- [To do]:
Transcribe the records below exactly.

- [Record excerpts]:
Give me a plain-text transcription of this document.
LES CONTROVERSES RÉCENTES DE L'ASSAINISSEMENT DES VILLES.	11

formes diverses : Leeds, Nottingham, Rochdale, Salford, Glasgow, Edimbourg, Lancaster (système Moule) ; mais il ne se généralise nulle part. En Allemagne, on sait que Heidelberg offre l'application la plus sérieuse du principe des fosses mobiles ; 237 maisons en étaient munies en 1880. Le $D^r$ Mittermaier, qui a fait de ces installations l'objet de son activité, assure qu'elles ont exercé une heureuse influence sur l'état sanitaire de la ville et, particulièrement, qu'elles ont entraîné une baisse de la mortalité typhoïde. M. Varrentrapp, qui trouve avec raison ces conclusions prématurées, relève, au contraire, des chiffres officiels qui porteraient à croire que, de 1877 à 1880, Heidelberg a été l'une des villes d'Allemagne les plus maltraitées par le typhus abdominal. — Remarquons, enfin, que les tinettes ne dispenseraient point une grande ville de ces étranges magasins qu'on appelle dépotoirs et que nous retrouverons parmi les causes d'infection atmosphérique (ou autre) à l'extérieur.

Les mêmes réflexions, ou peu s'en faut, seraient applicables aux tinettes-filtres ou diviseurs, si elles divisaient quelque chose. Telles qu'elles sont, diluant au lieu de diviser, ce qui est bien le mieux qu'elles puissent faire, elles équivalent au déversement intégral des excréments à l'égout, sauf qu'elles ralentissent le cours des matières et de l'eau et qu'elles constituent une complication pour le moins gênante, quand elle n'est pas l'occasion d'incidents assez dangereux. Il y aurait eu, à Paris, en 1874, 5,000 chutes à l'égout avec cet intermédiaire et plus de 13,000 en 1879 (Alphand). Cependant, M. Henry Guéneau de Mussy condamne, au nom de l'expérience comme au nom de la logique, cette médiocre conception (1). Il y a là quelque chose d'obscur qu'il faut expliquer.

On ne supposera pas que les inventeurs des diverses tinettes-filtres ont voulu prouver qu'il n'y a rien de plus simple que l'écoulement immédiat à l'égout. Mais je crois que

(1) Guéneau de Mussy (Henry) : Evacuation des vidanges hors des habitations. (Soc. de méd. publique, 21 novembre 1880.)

- [Result below]:
Give me a plain-text transcription of this document.
LES CONTROVERSES RÉCENTES DE L'ASSAINISSEMENT DES VILLES.	11

formes diverses : Leeds, Nottingham, Rochdale, Salford, Glasgow, Edimbourg, Lancaster (système Moule) ; mais il ne se généralise nulle part. En Allemagne, on sait que Heidelberg offre l'application la plus sérieuse du principe des fosses mobiles ; 237 maisons en étaient munies en 1880. Le $D^r$ Mittermaier, qui a fait de ces installations l'objet de son activité, assure qu'elles ont exercé une heureuse influence sur l'état sanitaire de la ville et, particulièrement, qu'elles ont entraîné une baisse de la mortalité typhoïde. M. Varrentrapp, qui trouve avec raison ces conclusions prématurées, relève, au contraire, des chiffres officiels qui porteraient à croire que, de 1877 à 1880, Heidelberg a été l'une des villes d'Allemagne les plus maltraitées par le typhus abdominal. — Remarquons, enfin, que les tinettes ne dispenseraient point une grande ville de ces étranges magasins qu'on appelle dépotoirs et que nous retrouverons parmi les causes d'infection atmosphérique (ou autre) à l'extérieur.

Les mêmes réflexions, ou peu s'en faut, seraient applicables aux tinettes-filtres ou diviseurs, si elles divisaient quelque chose. Telles qu'elles sont, diluant au lieu de diviser, ce qui est bien le mieux qu'elles puissent faire, elles équivalent au déversement intégral des excréments à l'égout, sauf qu'elles ralentissent le cours des matières et de l'eau et qu'elles constituent une complication pour le moins gênante, quand elle n'est pas l'occasion d'incidents assez dangereux. Il y aurait eu, à Paris, en 1874, 5,000 chutes à l'égout avec cet intermédiaire et plus de 13,000 en 1879 (Alphand). Cependant, M. Henry Guéneau de Mussy condamne, au nom de l'expérience comme au nom de la logique, cette médiocre conception (1). Il y a là quelque chose d'obscur qu'il faut expliquer.

On ne supposera pas que les inventeurs des diverses tinettes-filtres ont voulu prouver qu'il n'y a rien de plus simple que l'écoulement immédiat à l'égout. Mais je crois que

(1) Guéneau de Mussy (Henry) : Evacuation des vidanges hors des habitations. (Soc. de méd. publique, 21 novembre 1880.)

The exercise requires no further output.